Input rows =
╔══

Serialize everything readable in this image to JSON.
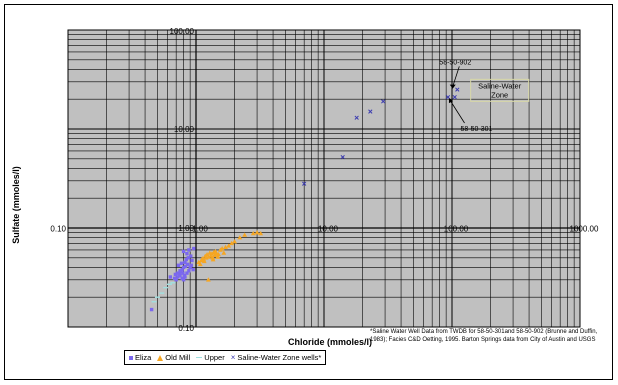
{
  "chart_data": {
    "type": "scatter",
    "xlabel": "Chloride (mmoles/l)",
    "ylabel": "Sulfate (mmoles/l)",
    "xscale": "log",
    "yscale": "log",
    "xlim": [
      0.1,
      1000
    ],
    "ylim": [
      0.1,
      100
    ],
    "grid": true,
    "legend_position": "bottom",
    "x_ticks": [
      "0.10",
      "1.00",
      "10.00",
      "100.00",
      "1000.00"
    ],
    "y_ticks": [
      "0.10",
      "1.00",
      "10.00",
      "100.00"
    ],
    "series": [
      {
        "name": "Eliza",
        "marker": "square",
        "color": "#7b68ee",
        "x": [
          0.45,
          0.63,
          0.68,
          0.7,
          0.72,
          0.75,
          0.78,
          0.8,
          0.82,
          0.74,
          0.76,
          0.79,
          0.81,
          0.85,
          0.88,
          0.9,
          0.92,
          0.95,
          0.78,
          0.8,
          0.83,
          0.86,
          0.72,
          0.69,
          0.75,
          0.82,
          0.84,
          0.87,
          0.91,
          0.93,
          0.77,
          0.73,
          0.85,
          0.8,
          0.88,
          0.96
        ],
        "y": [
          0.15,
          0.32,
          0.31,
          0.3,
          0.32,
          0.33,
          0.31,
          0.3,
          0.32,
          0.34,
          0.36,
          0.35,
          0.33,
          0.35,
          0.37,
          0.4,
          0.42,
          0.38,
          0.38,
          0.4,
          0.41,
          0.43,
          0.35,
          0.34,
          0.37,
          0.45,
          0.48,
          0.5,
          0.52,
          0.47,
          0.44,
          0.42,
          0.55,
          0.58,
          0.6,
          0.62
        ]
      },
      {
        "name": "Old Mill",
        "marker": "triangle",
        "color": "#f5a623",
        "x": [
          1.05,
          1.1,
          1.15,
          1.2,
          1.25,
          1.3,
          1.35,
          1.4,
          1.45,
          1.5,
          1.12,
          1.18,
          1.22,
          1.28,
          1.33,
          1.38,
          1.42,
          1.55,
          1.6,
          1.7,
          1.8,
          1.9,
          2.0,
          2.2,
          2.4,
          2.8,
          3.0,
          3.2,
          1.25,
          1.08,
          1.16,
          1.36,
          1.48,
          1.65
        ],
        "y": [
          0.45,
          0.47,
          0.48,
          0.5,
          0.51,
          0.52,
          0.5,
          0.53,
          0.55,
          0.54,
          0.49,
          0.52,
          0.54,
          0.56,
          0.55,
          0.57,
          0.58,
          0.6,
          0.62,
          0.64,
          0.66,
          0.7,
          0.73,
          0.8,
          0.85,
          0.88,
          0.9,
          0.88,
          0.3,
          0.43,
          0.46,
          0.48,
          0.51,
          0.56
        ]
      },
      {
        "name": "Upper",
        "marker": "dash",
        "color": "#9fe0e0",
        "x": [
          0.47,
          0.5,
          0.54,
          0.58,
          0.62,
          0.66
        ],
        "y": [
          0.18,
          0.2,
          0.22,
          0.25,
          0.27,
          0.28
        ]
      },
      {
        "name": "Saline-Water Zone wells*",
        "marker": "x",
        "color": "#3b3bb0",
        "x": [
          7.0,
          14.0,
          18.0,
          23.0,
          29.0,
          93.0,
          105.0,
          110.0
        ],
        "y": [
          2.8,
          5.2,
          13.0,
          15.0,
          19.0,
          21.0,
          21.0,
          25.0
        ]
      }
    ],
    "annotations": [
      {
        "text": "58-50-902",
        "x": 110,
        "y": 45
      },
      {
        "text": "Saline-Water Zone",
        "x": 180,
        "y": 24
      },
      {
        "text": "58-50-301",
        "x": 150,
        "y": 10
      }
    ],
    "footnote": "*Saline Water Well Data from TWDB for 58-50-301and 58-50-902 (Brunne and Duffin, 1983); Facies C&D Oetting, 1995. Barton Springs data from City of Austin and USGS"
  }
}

╚══
╔══

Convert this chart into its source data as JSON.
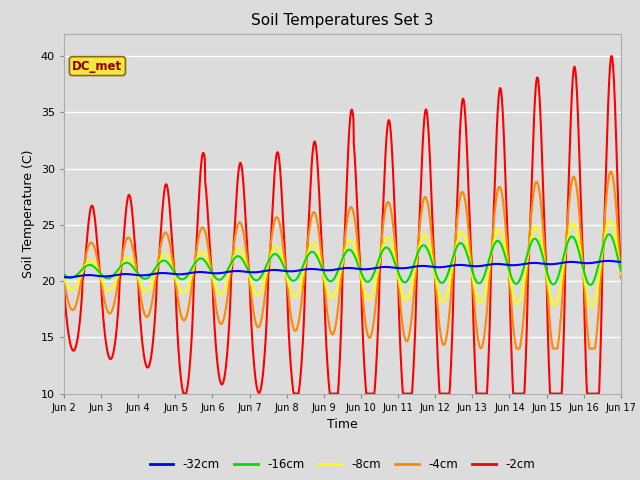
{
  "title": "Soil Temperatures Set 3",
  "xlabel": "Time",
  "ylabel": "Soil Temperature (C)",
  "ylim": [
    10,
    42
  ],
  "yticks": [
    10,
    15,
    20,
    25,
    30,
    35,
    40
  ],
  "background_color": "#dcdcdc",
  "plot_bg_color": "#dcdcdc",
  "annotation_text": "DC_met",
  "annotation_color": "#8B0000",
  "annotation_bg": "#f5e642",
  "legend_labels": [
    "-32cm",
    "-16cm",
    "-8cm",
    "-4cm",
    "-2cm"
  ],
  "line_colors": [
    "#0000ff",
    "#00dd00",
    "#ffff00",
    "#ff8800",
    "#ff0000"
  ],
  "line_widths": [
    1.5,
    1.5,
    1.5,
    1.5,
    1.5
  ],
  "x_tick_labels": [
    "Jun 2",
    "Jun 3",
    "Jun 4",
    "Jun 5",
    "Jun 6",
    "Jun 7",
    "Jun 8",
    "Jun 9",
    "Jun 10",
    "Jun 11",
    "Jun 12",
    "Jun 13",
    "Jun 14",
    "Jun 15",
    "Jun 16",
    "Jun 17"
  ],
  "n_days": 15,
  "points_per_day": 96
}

╚══

The exercise = Pick out all lines containing the string "Water".

Correct output =
        "name": "Saline-Water Zone wells*",
        "text": "Saline-Water Zone",
    "footnote": "*Saline Water Well Data from TWDB for 58-50-301and 58-50-902 (Brunne and Duffin, 1983); Facies C&D Oetting, 1995. Barton Springs data from City of Austin and USGS"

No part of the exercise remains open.